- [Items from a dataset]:
· · · · ·

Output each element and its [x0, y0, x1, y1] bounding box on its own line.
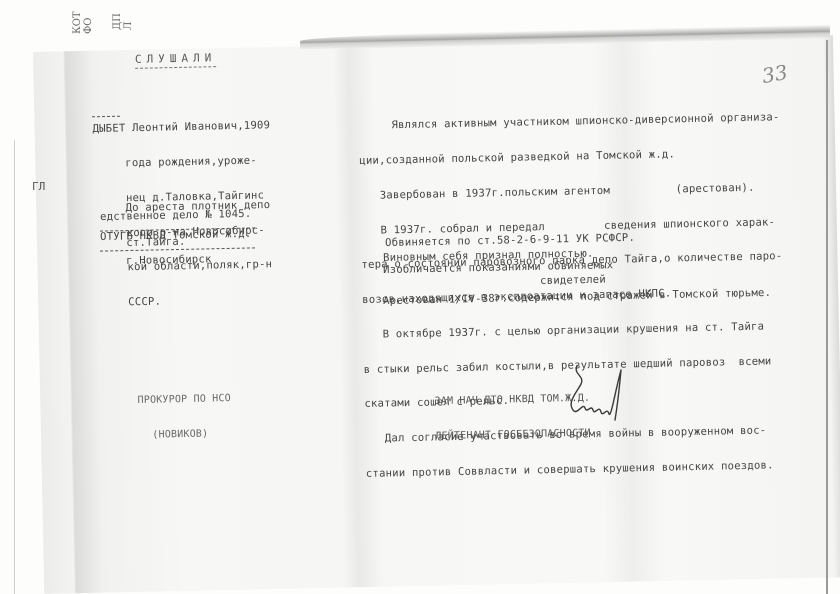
corner-stamp-1: КОТ ФО	[72, 11, 94, 34]
prosecutor-block: ПРОКУРОР ПО НСО (НОВИКОВ)	[137, 370, 232, 453]
subject-line: года рождения,уроже-	[93, 155, 271, 170]
stamp-text: ФО	[83, 11, 94, 34]
stamp-text: ДП	[112, 13, 123, 30]
body-line: Завербован в 1937г.польским агентом (аре…	[360, 182, 781, 202]
body-line: В октябре 1937г. с целью организации кру…	[363, 321, 784, 341]
city: г.Новосибирск	[126, 254, 212, 267]
body-line: Являлся активным участником шпионско-див…	[358, 112, 779, 132]
body-line: стании против Соввласти и совершать круш…	[366, 460, 787, 480]
subject-line: СССР.	[96, 294, 274, 309]
stamp-text: КОТ	[72, 11, 83, 34]
handwritten-signature-icon	[555, 362, 635, 422]
left-margin-fragment: ГЛ	[32, 180, 45, 193]
corner-stamp-2: ДП Л	[112, 13, 134, 30]
signatory-rank: ЛЕЙТЕНАНТ ГОСБЕЗОПАСНОСТИ	[435, 428, 591, 443]
prosecutor-title: ПРОКУРОР ПО НСО	[137, 393, 231, 407]
stamp-text: Л	[123, 13, 134, 30]
body-line: ции,созданной польской разведкой на Томс…	[359, 147, 780, 167]
page-number: 33	[760, 60, 789, 88]
subject-line: ДЫБЕТ Леонтий Иванович,1909	[92, 120, 270, 135]
page-edge-left	[14, 140, 15, 594]
evidence-line: свидетелей	[540, 275, 606, 288]
page-edge-right	[826, 40, 828, 594]
section-heading: СЛУШАЛИ	[135, 51, 217, 69]
prosecutor-name: (НОВИКОВ)	[138, 428, 232, 442]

· · · · ·

- [Challenge]:
Can you reproduce every line of the data above verbatim, leaving out the picture?

- [Solution for this task]:
Output each element and its [x0, y0, x1, y1] bounding box on its own line.
corner-stamp-1: КОТ ФО	[72, 11, 94, 34]
prosecutor-block: ПРОКУРОР ПО НСО (НОВИКОВ)	[137, 370, 232, 453]
subject-line: года рождения,уроже-	[93, 155, 271, 170]
stamp-text: ФО	[83, 11, 94, 34]
stamp-text: ДП	[112, 13, 123, 30]
body-line: Завербован в 1937г.польским агентом (аре…	[360, 182, 781, 202]
body-line: В октябре 1937г. с целью организации кру…	[363, 321, 784, 341]
city: г.Новосибирск	[126, 254, 212, 267]
body-line: Являлся активным участником шпионско-див…	[358, 112, 779, 132]
body-line: стании против Соввласти и совершать круш…	[366, 460, 787, 480]
subject-line: СССР.	[96, 294, 274, 309]
stamp-text: КОТ	[72, 11, 83, 34]
handwritten-signature-icon	[555, 362, 635, 422]
left-margin-fragment: ГЛ	[32, 180, 45, 193]
corner-stamp-2: ДП Л	[112, 13, 134, 30]
signatory-rank: ЛЕЙТЕНАНТ ГОСБЕЗОПАСНОСТИ	[435, 428, 591, 443]
prosecutor-title: ПРОКУРОР ПО НСО	[137, 393, 231, 407]
stamp-text: Л	[123, 13, 134, 30]
body-line: ции,созданной польской разведкой на Томс…	[359, 147, 780, 167]
page-number: 33	[760, 60, 789, 88]
subject-line: ДЫБЕТ Леонтий Иванович,1909	[92, 120, 270, 135]
page-edge-left	[14, 140, 15, 594]
evidence-line: свидетелей	[540, 275, 606, 288]
page-edge-right	[826, 40, 828, 594]
section-heading: СЛУШАЛИ	[135, 51, 217, 69]
prosecutor-name: (НОВИКОВ)	[138, 428, 232, 442]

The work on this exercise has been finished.